### Your instructions
Answer with one number: how many lines have "uređenosti".

── Data provided ──

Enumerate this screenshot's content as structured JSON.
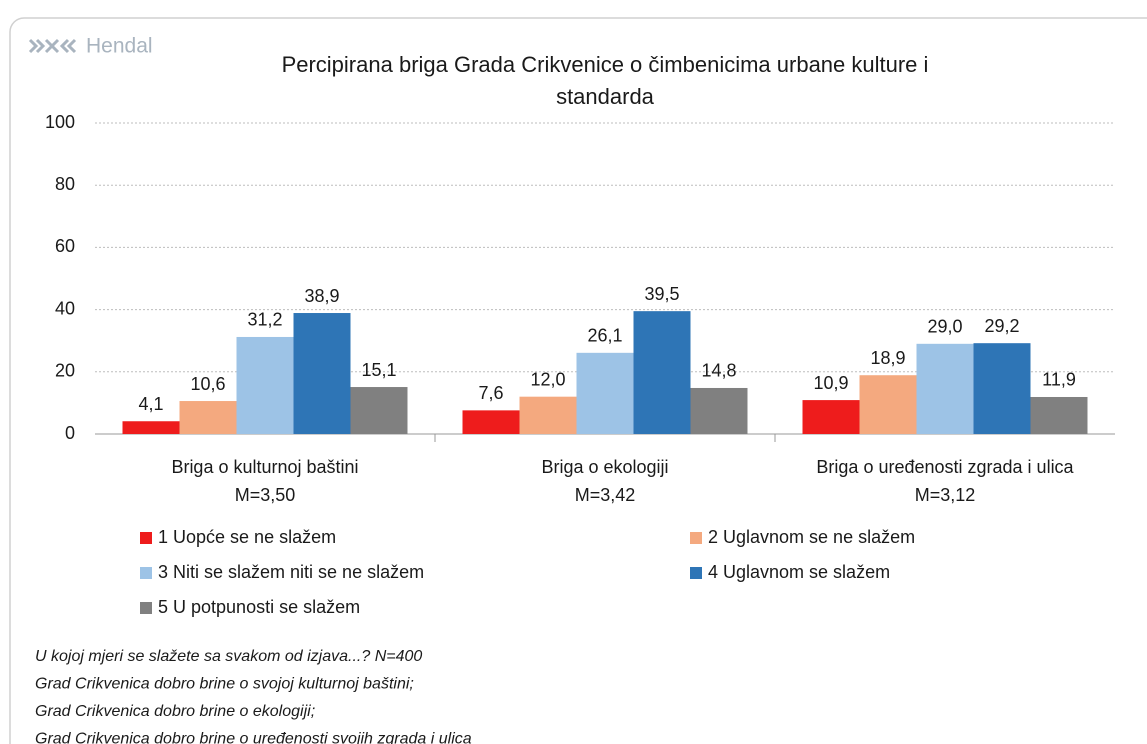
{
  "logo": "Hendal",
  "chart_data": {
    "type": "bar",
    "title": [
      "Percipirana briga Grada Crikvenice o čimbenicima urbane kulture i",
      "standarda"
    ],
    "categories": [
      "Briga o kulturnoj baštini",
      "Briga o ekologiji",
      "Briga o uređenosti zgrada i ulica"
    ],
    "category_sublabels": [
      "M=3,50",
      "M=3,42",
      "M=3,12"
    ],
    "ylim": [
      0,
      100
    ],
    "yticks": [
      0,
      20,
      40,
      60,
      80,
      100
    ],
    "grid": true,
    "series": [
      {
        "name": "1 Uopće se ne slažem",
        "color": "#ee1c1c",
        "values": [
          4.1,
          7.6,
          10.9
        ],
        "value_labels": [
          "4,1",
          "7,6",
          "10,9"
        ]
      },
      {
        "name": "2 Uglavnom se ne slažem",
        "color": "#f4a97f",
        "values": [
          10.6,
          12.0,
          18.9
        ],
        "value_labels": [
          "10,6",
          "12,0",
          "18,9"
        ]
      },
      {
        "name": "3 Niti se slažem niti se ne slažem",
        "color": "#9dc3e6",
        "values": [
          31.2,
          26.1,
          29.0
        ],
        "value_labels": [
          "31,2",
          "26,1",
          "29,0"
        ]
      },
      {
        "name": "4 Uglavnom se slažem",
        "color": "#2e75b6",
        "values": [
          38.9,
          39.5,
          29.2
        ],
        "value_labels": [
          "38,9",
          "39,5",
          "29,2"
        ]
      },
      {
        "name": "5 U potpunosti se slažem",
        "color": "#808080",
        "values": [
          15.1,
          14.8,
          11.9
        ],
        "value_labels": [
          "15,1",
          "14,8",
          "11,9"
        ]
      }
    ],
    "notes": [
      "U kojoj mjeri se slažete sa svakom od izjava...? N=400",
      "Grad Crikvenica dobro brine o svojoj kulturnoj baštini;",
      "Grad Crikvenica dobro brine o ekologiji;",
      "Grad Crikvenica dobro brine o uređenosti svojih zgrada i ulica"
    ]
  }
}
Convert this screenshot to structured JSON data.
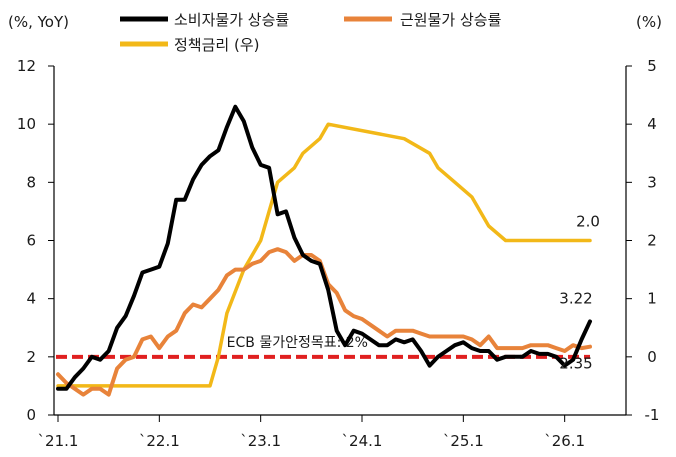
{
  "chart_data": {
    "type": "line",
    "ylabel_left": "(%, YoY)",
    "ylabel_right": "(%)",
    "y_left_ticks": [
      "0",
      "2",
      "4",
      "6",
      "8",
      "10",
      "12"
    ],
    "y_right_ticks": [
      "-1",
      "0",
      "1",
      "2",
      "3",
      "4",
      "5"
    ],
    "x_ticks": [
      "`21.1",
      "`22.1",
      "`23.1",
      "`24.1",
      "`25.1",
      "`26.1"
    ],
    "ylim_left": [
      0,
      12
    ],
    "ylim_right": [
      -1,
      5
    ],
    "xlim": [
      "2021-01",
      "2026-04"
    ],
    "grid": false,
    "legend_position": "top",
    "reference_line": {
      "label": "ECB 물가안정목표: 2%",
      "value": 2,
      "color": "#e02020"
    },
    "annotations": [
      {
        "text": "3.22",
        "series": "소비자물가 상승률"
      },
      {
        "text": "2.35",
        "series": "근원물가 상승률"
      },
      {
        "text": "2.0",
        "series": "정책금리 (우)"
      }
    ],
    "series": [
      {
        "name": "소비자물가 상승률",
        "axis": "left",
        "color": "#000000",
        "points": [
          [
            "2021-01",
            0.9
          ],
          [
            "2021-02",
            0.9
          ],
          [
            "2021-03",
            1.3
          ],
          [
            "2021-04",
            1.6
          ],
          [
            "2021-05",
            2.0
          ],
          [
            "2021-06",
            1.9
          ],
          [
            "2021-07",
            2.2
          ],
          [
            "2021-08",
            3.0
          ],
          [
            "2021-09",
            3.4
          ],
          [
            "2021-10",
            4.1
          ],
          [
            "2021-11",
            4.9
          ],
          [
            "2021-12",
            5.0
          ],
          [
            "2022-01",
            5.1
          ],
          [
            "2022-02",
            5.9
          ],
          [
            "2022-03",
            7.4
          ],
          [
            "2022-04",
            7.4
          ],
          [
            "2022-05",
            8.1
          ],
          [
            "2022-06",
            8.6
          ],
          [
            "2022-07",
            8.9
          ],
          [
            "2022-08",
            9.1
          ],
          [
            "2022-09",
            9.9
          ],
          [
            "2022-10",
            10.6
          ],
          [
            "2022-11",
            10.1
          ],
          [
            "2022-12",
            9.2
          ],
          [
            "2023-01",
            8.6
          ],
          [
            "2023-02",
            8.5
          ],
          [
            "2023-03",
            6.9
          ],
          [
            "2023-04",
            7.0
          ],
          [
            "2023-05",
            6.1
          ],
          [
            "2023-06",
            5.5
          ],
          [
            "2023-07",
            5.3
          ],
          [
            "2023-08",
            5.2
          ],
          [
            "2023-09",
            4.3
          ],
          [
            "2023-10",
            2.9
          ],
          [
            "2023-11",
            2.4
          ],
          [
            "2023-12",
            2.9
          ],
          [
            "2024-01",
            2.8
          ],
          [
            "2024-02",
            2.6
          ],
          [
            "2024-03",
            2.4
          ],
          [
            "2024-04",
            2.4
          ],
          [
            "2024-05",
            2.6
          ],
          [
            "2024-06",
            2.5
          ],
          [
            "2024-07",
            2.6
          ],
          [
            "2024-08",
            2.2
          ],
          [
            "2024-09",
            1.7
          ],
          [
            "2024-10",
            2.0
          ],
          [
            "2024-11",
            2.2
          ],
          [
            "2024-12",
            2.4
          ],
          [
            "2025-01",
            2.5
          ],
          [
            "2025-02",
            2.3
          ],
          [
            "2025-03",
            2.2
          ],
          [
            "2025-04",
            2.2
          ],
          [
            "2025-05",
            1.9
          ],
          [
            "2025-06",
            2.0
          ],
          [
            "2025-07",
            2.0
          ],
          [
            "2025-08",
            2.0
          ],
          [
            "2025-09",
            2.2
          ],
          [
            "2025-10",
            2.1
          ],
          [
            "2025-11",
            2.1
          ],
          [
            "2025-12",
            2.0
          ],
          [
            "2026-01",
            1.7
          ],
          [
            "2026-02",
            1.9
          ],
          [
            "2026-03",
            2.6
          ],
          [
            "2026-04",
            3.22
          ]
        ]
      },
      {
        "name": "근원물가 상승률",
        "axis": "left",
        "color": "#e8833a",
        "points": [
          [
            "2021-01",
            1.4
          ],
          [
            "2021-02",
            1.1
          ],
          [
            "2021-03",
            0.9
          ],
          [
            "2021-04",
            0.7
          ],
          [
            "2021-05",
            0.9
          ],
          [
            "2021-06",
            0.9
          ],
          [
            "2021-07",
            0.7
          ],
          [
            "2021-08",
            1.6
          ],
          [
            "2021-09",
            1.9
          ],
          [
            "2021-10",
            2.0
          ],
          [
            "2021-11",
            2.6
          ],
          [
            "2021-12",
            2.7
          ],
          [
            "2022-01",
            2.3
          ],
          [
            "2022-02",
            2.7
          ],
          [
            "2022-03",
            2.9
          ],
          [
            "2022-04",
            3.5
          ],
          [
            "2022-05",
            3.8
          ],
          [
            "2022-06",
            3.7
          ],
          [
            "2022-07",
            4.0
          ],
          [
            "2022-08",
            4.3
          ],
          [
            "2022-09",
            4.8
          ],
          [
            "2022-10",
            5.0
          ],
          [
            "2022-11",
            5.0
          ],
          [
            "2022-12",
            5.2
          ],
          [
            "2023-01",
            5.3
          ],
          [
            "2023-02",
            5.6
          ],
          [
            "2023-03",
            5.7
          ],
          [
            "2023-04",
            5.6
          ],
          [
            "2023-05",
            5.3
          ],
          [
            "2023-06",
            5.5
          ],
          [
            "2023-07",
            5.5
          ],
          [
            "2023-08",
            5.3
          ],
          [
            "2023-09",
            4.5
          ],
          [
            "2023-10",
            4.2
          ],
          [
            "2023-11",
            3.6
          ],
          [
            "2023-12",
            3.4
          ],
          [
            "2024-01",
            3.3
          ],
          [
            "2024-02",
            3.1
          ],
          [
            "2024-03",
            2.9
          ],
          [
            "2024-04",
            2.7
          ],
          [
            "2024-05",
            2.9
          ],
          [
            "2024-06",
            2.9
          ],
          [
            "2024-07",
            2.9
          ],
          [
            "2024-08",
            2.8
          ],
          [
            "2024-09",
            2.7
          ],
          [
            "2024-10",
            2.7
          ],
          [
            "2024-11",
            2.7
          ],
          [
            "2024-12",
            2.7
          ],
          [
            "2025-01",
            2.7
          ],
          [
            "2025-02",
            2.6
          ],
          [
            "2025-03",
            2.4
          ],
          [
            "2025-04",
            2.7
          ],
          [
            "2025-05",
            2.3
          ],
          [
            "2025-06",
            2.3
          ],
          [
            "2025-07",
            2.3
          ],
          [
            "2025-08",
            2.3
          ],
          [
            "2025-09",
            2.4
          ],
          [
            "2025-10",
            2.4
          ],
          [
            "2025-11",
            2.4
          ],
          [
            "2025-12",
            2.3
          ],
          [
            "2026-01",
            2.2
          ],
          [
            "2026-02",
            2.4
          ],
          [
            "2026-03",
            2.3
          ],
          [
            "2026-04",
            2.35
          ]
        ]
      },
      {
        "name": "정책금리 (우)",
        "axis": "right",
        "color": "#f2b818",
        "points": [
          [
            "2021-01",
            -0.5
          ],
          [
            "2022-07",
            -0.5
          ],
          [
            "2022-08",
            0.0
          ],
          [
            "2022-09",
            0.75
          ],
          [
            "2022-11",
            1.5
          ],
          [
            "2023-01",
            2.0
          ],
          [
            "2023-02",
            2.5
          ],
          [
            "2023-03",
            3.0
          ],
          [
            "2023-05",
            3.25
          ],
          [
            "2023-06",
            3.5
          ],
          [
            "2023-08",
            3.75
          ],
          [
            "2023-09",
            4.0
          ],
          [
            "2024-06",
            3.75
          ],
          [
            "2024-09",
            3.5
          ],
          [
            "2024-10",
            3.25
          ],
          [
            "2024-12",
            3.0
          ],
          [
            "2025-02",
            2.75
          ],
          [
            "2025-03",
            2.5
          ],
          [
            "2025-04",
            2.25
          ],
          [
            "2025-06",
            2.0
          ],
          [
            "2026-04",
            2.0
          ]
        ]
      }
    ]
  }
}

───

### Complete output
2